● **TASK DETAILS**: Write out every record in full, exactly as written, please.

● **STORED ROWS**:
# # # # #

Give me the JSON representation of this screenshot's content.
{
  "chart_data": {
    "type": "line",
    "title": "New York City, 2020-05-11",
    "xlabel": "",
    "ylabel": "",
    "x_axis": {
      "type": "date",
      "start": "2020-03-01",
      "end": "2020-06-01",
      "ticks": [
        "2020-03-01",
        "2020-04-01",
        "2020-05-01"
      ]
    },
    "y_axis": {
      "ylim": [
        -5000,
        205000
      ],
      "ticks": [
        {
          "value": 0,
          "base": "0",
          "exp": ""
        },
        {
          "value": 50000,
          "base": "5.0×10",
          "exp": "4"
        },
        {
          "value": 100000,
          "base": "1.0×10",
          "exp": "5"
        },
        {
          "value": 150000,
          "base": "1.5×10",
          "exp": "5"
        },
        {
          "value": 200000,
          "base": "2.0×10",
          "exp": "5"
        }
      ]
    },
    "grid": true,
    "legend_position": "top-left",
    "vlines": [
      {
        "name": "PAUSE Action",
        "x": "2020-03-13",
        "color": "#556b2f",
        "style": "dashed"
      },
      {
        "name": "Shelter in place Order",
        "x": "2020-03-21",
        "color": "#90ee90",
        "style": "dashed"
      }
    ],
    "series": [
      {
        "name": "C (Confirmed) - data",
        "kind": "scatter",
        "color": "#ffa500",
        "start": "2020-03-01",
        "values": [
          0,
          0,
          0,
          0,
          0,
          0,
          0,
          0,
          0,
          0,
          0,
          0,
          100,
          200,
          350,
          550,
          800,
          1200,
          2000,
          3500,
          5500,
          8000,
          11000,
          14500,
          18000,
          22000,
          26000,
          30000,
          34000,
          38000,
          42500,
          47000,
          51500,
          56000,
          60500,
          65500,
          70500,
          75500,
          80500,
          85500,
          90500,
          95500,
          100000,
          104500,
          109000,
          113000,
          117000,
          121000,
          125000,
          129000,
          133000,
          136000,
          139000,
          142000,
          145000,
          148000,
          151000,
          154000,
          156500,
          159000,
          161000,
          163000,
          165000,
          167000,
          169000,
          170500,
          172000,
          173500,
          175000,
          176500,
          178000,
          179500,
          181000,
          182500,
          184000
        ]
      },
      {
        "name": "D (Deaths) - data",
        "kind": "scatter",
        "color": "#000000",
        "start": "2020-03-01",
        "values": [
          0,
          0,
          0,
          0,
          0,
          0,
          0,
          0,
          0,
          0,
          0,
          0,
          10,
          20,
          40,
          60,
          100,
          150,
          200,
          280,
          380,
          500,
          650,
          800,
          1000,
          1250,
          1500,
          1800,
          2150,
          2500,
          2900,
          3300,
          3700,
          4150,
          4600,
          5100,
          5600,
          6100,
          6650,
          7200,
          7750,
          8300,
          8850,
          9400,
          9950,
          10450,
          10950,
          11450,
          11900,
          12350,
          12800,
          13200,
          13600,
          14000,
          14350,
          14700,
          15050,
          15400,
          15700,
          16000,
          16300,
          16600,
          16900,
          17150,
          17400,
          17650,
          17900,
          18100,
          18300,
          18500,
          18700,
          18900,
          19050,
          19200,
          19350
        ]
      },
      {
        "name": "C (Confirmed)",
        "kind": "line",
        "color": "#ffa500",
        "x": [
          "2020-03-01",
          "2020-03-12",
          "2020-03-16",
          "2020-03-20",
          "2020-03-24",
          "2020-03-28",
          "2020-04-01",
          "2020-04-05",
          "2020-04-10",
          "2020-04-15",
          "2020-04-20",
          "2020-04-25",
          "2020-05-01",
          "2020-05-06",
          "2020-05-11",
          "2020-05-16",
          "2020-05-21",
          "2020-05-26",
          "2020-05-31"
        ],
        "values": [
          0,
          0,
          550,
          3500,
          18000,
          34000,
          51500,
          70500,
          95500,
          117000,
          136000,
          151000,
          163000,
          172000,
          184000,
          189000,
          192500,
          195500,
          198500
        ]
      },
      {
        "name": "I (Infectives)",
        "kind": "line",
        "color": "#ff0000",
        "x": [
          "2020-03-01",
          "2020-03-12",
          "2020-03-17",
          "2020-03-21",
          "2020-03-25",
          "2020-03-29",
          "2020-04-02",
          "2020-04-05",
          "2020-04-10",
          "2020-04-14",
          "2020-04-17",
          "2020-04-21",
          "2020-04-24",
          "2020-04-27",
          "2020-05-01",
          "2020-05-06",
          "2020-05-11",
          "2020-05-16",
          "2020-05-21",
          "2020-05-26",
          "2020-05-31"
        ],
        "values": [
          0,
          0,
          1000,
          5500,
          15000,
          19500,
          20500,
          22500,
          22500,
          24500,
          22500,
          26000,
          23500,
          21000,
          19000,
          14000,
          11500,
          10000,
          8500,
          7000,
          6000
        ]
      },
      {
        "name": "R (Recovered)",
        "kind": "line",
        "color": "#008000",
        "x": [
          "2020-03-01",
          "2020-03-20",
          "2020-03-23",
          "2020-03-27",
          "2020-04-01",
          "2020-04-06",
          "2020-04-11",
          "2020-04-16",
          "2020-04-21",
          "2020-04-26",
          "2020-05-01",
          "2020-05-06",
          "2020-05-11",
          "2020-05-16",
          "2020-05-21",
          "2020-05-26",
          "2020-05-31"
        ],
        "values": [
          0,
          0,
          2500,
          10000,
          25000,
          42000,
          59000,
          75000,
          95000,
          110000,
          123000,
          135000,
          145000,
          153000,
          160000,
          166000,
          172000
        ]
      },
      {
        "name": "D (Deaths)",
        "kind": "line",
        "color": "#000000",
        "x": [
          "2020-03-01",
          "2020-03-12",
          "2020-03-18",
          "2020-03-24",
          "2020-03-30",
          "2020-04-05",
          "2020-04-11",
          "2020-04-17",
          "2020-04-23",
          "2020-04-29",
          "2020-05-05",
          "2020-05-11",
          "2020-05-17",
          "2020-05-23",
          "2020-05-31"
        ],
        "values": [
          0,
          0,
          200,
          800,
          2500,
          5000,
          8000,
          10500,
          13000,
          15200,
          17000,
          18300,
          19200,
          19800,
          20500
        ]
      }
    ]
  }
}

# # # # #

● **ANSWER TO THE EXERCISE**:
Give me the JSON representation of this screenshot's content.
{
  "chart_data": {
    "type": "line",
    "title": "New York City, 2020-05-11",
    "xlabel": "",
    "ylabel": "",
    "x_axis": {
      "type": "date",
      "start": "2020-03-01",
      "end": "2020-06-01",
      "ticks": [
        "2020-03-01",
        "2020-04-01",
        "2020-05-01"
      ]
    },
    "y_axis": {
      "ylim": [
        -5000,
        205000
      ],
      "ticks": [
        {
          "value": 0,
          "base": "0",
          "exp": ""
        },
        {
          "value": 50000,
          "base": "5.0×10",
          "exp": "4"
        },
        {
          "value": 100000,
          "base": "1.0×10",
          "exp": "5"
        },
        {
          "value": 150000,
          "base": "1.5×10",
          "exp": "5"
        },
        {
          "value": 200000,
          "base": "2.0×10",
          "exp": "5"
        }
      ]
    },
    "grid": true,
    "legend_position": "top-left",
    "vlines": [
      {
        "name": "PAUSE Action",
        "x": "2020-03-13",
        "color": "#556b2f",
        "style": "dashed"
      },
      {
        "name": "Shelter in place Order",
        "x": "2020-03-21",
        "color": "#90ee90",
        "style": "dashed"
      }
    ],
    "series": [
      {
        "name": "C (Confirmed) - data",
        "kind": "scatter",
        "color": "#ffa500",
        "start": "2020-03-01",
        "values": [
          0,
          0,
          0,
          0,
          0,
          0,
          0,
          0,
          0,
          0,
          0,
          0,
          100,
          200,
          350,
          550,
          800,
          1200,
          2000,
          3500,
          5500,
          8000,
          11000,
          14500,
          18000,
          22000,
          26000,
          30000,
          34000,
          38000,
          42500,
          47000,
          51500,
          56000,
          60500,
          65500,
          70500,
          75500,
          80500,
          85500,
          90500,
          95500,
          100000,
          104500,
          109000,
          113000,
          117000,
          121000,
          125000,
          129000,
          133000,
          136000,
          139000,
          142000,
          145000,
          148000,
          151000,
          154000,
          156500,
          159000,
          161000,
          163000,
          165000,
          167000,
          169000,
          170500,
          172000,
          173500,
          175000,
          176500,
          178000,
          179500,
          181000,
          182500,
          184000
        ]
      },
      {
        "name": "D (Deaths) - data",
        "kind": "scatter",
        "color": "#000000",
        "start": "2020-03-01",
        "values": [
          0,
          0,
          0,
          0,
          0,
          0,
          0,
          0,
          0,
          0,
          0,
          0,
          10,
          20,
          40,
          60,
          100,
          150,
          200,
          280,
          380,
          500,
          650,
          800,
          1000,
          1250,
          1500,
          1800,
          2150,
          2500,
          2900,
          3300,
          3700,
          4150,
          4600,
          5100,
          5600,
          6100,
          6650,
          7200,
          7750,
          8300,
          8850,
          9400,
          9950,
          10450,
          10950,
          11450,
          11900,
          12350,
          12800,
          13200,
          13600,
          14000,
          14350,
          14700,
          15050,
          15400,
          15700,
          16000,
          16300,
          16600,
          16900,
          17150,
          17400,
          17650,
          17900,
          18100,
          18300,
          18500,
          18700,
          18900,
          19050,
          19200,
          19350
        ]
      },
      {
        "name": "C (Confirmed)",
        "kind": "line",
        "color": "#ffa500",
        "x": [
          "2020-03-01",
          "2020-03-12",
          "2020-03-16",
          "2020-03-20",
          "2020-03-24",
          "2020-03-28",
          "2020-04-01",
          "2020-04-05",
          "2020-04-10",
          "2020-04-15",
          "2020-04-20",
          "2020-04-25",
          "2020-05-01",
          "2020-05-06",
          "2020-05-11",
          "2020-05-16",
          "2020-05-21",
          "2020-05-26",
          "2020-05-31"
        ],
        "values": [
          0,
          0,
          550,
          3500,
          18000,
          34000,
          51500,
          70500,
          95500,
          117000,
          136000,
          151000,
          163000,
          172000,
          184000,
          189000,
          192500,
          195500,
          198500
        ]
      },
      {
        "name": "I (Infectives)",
        "kind": "line",
        "color": "#ff0000",
        "x": [
          "2020-03-01",
          "2020-03-12",
          "2020-03-17",
          "2020-03-21",
          "2020-03-25",
          "2020-03-29",
          "2020-04-02",
          "2020-04-05",
          "2020-04-10",
          "2020-04-14",
          "2020-04-17",
          "2020-04-21",
          "2020-04-24",
          "2020-04-27",
          "2020-05-01",
          "2020-05-06",
          "2020-05-11",
          "2020-05-16",
          "2020-05-21",
          "2020-05-26",
          "2020-05-31"
        ],
        "values": [
          0,
          0,
          1000,
          5500,
          15000,
          19500,
          20500,
          22500,
          22500,
          24500,
          22500,
          26000,
          23500,
          21000,
          19000,
          14000,
          11500,
          10000,
          8500,
          7000,
          6000
        ]
      },
      {
        "name": "R (Recovered)",
        "kind": "line",
        "color": "#008000",
        "x": [
          "2020-03-01",
          "2020-03-20",
          "2020-03-23",
          "2020-03-27",
          "2020-04-01",
          "2020-04-06",
          "2020-04-11",
          "2020-04-16",
          "2020-04-21",
          "2020-04-26",
          "2020-05-01",
          "2020-05-06",
          "2020-05-11",
          "2020-05-16",
          "2020-05-21",
          "2020-05-26",
          "2020-05-31"
        ],
        "values": [
          0,
          0,
          2500,
          10000,
          25000,
          42000,
          59000,
          75000,
          95000,
          110000,
          123000,
          135000,
          145000,
          153000,
          160000,
          166000,
          172000
        ]
      },
      {
        "name": "D (Deaths)",
        "kind": "line",
        "color": "#000000",
        "x": [
          "2020-03-01",
          "2020-03-12",
          "2020-03-18",
          "2020-03-24",
          "2020-03-30",
          "2020-04-05",
          "2020-04-11",
          "2020-04-17",
          "2020-04-23",
          "2020-04-29",
          "2020-05-05",
          "2020-05-11",
          "2020-05-17",
          "2020-05-23",
          "2020-05-31"
        ],
        "values": [
          0,
          0,
          200,
          800,
          2500,
          5000,
          8000,
          10500,
          13000,
          15200,
          17000,
          18300,
          19200,
          19800,
          20500
        ]
      }
    ]
  }
}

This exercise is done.